THE REQUEST
In the listing below, locate the lines that hold "color" and copy them.

** Start of LISTING **

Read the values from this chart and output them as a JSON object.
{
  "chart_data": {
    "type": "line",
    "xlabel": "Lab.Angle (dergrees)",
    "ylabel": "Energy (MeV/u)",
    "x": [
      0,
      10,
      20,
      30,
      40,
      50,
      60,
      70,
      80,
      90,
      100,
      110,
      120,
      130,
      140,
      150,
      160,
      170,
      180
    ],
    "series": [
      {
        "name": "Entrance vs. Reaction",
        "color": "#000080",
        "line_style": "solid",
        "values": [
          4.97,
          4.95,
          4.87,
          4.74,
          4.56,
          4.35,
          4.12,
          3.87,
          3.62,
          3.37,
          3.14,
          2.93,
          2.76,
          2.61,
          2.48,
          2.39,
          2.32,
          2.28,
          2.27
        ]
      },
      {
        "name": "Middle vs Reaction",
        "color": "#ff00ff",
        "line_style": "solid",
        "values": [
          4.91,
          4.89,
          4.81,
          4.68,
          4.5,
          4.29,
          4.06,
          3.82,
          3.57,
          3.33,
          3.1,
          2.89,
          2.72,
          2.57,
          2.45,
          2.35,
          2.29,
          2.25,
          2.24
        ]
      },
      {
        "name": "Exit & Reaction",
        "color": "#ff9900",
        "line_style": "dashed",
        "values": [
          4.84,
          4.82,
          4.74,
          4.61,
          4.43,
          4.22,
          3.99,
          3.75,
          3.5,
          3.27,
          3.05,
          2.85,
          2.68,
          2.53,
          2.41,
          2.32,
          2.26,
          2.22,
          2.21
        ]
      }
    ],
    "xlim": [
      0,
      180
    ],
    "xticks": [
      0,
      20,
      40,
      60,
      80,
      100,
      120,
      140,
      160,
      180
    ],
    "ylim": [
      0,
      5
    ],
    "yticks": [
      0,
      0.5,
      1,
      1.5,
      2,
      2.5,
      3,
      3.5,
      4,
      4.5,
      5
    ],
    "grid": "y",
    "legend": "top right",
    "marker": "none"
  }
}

** End of LISTING **

ANSWER TO THIS TASK
        "color": "#000080",
        "color": "#ff00ff",
        "color": "#ff9900",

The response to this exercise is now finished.